Given problem: Only the number is wanted: how many lines contain "name"?

Task input:
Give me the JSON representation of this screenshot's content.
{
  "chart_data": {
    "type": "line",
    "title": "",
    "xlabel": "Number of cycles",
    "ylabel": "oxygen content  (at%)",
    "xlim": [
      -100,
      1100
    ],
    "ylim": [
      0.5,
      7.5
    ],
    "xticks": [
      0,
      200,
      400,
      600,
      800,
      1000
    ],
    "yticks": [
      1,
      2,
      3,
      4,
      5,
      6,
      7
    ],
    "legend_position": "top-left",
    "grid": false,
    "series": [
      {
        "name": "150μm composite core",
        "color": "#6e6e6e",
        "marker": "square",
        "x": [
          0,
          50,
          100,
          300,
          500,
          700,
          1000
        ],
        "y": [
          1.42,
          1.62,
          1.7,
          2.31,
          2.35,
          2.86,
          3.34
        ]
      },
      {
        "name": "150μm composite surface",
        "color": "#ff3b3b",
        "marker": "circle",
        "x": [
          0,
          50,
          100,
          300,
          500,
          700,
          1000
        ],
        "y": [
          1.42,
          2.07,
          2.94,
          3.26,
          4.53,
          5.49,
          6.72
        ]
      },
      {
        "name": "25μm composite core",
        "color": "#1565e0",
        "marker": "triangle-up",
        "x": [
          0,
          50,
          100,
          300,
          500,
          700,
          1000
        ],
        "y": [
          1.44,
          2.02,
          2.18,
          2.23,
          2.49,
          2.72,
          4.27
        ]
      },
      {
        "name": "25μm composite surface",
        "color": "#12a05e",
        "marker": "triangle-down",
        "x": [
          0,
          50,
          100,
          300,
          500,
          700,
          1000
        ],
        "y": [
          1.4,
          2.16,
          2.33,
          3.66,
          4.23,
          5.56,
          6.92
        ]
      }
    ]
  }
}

Complete output: 4